(Extracted data entries)
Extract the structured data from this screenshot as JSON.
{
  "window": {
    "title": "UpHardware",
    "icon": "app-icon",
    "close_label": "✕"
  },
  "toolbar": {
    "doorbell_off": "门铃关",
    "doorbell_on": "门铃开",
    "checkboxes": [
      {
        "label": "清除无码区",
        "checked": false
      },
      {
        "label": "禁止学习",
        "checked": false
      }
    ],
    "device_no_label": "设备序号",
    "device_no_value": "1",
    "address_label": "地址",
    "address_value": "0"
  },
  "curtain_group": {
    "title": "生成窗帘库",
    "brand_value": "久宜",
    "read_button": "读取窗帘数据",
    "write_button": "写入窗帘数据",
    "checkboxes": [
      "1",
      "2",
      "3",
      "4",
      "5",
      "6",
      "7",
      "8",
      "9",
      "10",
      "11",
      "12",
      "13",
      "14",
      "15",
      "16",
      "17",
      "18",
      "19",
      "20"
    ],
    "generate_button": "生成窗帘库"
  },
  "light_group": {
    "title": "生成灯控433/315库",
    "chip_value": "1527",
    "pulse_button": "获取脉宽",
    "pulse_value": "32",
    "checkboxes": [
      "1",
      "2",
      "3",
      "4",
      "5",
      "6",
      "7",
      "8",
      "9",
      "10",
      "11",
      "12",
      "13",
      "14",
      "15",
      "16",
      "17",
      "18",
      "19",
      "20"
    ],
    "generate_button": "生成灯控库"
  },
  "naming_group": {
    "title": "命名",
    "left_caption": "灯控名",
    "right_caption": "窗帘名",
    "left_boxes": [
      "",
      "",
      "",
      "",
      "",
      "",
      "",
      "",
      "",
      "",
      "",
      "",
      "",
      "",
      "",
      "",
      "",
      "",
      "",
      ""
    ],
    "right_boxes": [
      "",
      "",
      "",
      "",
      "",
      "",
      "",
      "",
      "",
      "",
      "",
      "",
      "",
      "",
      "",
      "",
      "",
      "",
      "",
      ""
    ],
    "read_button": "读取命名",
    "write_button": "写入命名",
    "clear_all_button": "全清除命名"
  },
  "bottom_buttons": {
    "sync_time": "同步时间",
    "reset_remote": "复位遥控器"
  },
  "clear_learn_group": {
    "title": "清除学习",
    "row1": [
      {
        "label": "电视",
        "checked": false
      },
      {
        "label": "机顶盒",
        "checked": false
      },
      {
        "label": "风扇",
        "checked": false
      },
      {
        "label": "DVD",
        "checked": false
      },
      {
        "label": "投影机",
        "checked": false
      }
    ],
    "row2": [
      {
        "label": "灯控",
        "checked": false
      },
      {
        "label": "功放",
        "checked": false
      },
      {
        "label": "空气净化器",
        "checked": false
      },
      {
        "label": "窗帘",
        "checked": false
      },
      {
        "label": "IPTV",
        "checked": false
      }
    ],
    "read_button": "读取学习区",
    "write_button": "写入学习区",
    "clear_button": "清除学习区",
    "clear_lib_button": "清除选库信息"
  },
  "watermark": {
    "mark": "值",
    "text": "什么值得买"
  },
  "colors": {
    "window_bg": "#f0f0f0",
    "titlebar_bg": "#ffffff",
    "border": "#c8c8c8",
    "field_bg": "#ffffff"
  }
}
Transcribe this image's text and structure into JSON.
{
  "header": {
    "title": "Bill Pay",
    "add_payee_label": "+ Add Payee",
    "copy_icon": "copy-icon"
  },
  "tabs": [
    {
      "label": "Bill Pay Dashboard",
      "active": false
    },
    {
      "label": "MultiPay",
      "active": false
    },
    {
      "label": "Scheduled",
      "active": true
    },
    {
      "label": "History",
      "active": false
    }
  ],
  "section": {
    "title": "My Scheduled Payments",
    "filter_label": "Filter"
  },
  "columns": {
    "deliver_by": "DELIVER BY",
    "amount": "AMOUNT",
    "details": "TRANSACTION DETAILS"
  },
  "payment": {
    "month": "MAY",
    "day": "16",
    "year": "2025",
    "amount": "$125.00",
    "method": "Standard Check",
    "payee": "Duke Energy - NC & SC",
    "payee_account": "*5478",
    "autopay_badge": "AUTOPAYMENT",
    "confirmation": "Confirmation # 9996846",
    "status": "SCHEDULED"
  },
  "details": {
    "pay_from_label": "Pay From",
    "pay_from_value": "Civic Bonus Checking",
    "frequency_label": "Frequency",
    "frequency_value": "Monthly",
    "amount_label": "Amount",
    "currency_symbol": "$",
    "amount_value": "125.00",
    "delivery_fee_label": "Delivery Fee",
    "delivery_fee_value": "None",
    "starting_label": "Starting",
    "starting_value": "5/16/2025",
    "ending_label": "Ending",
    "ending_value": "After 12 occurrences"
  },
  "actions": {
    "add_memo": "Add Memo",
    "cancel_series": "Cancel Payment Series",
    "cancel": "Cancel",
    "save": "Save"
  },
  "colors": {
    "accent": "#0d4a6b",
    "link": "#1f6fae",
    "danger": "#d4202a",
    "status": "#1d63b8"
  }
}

- _THE PROBLEM_:
Gather each line that holds "details".

- _CORRECT RESULT_:
    "details": "TRANSACTION DETAILS"
  "details": {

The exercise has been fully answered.